TO BE DONE — Filter this data down to the lines that hold "label", and copy them.

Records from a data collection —
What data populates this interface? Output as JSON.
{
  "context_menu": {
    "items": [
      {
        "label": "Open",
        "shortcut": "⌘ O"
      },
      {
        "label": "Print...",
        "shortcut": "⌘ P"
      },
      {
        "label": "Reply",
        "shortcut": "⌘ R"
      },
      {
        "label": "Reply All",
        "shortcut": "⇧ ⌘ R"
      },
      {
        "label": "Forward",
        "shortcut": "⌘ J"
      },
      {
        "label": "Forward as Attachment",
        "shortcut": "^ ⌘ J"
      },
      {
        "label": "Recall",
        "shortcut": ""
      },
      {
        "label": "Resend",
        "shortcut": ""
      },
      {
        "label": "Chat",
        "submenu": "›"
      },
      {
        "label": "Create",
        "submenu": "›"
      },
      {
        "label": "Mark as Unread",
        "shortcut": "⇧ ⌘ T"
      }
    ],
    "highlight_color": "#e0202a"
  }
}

FULL ANSWER —
        "label": "Open",
        "label": "Print...",
        "label": "Reply",
        "label": "Reply All",
        "label": "Forward",
        "label": "Forward as Attachment",
        "label": "Recall",
        "label": "Resend",
        "label": "Chat",
        "label": "Create",
        "label": "Mark as Unread",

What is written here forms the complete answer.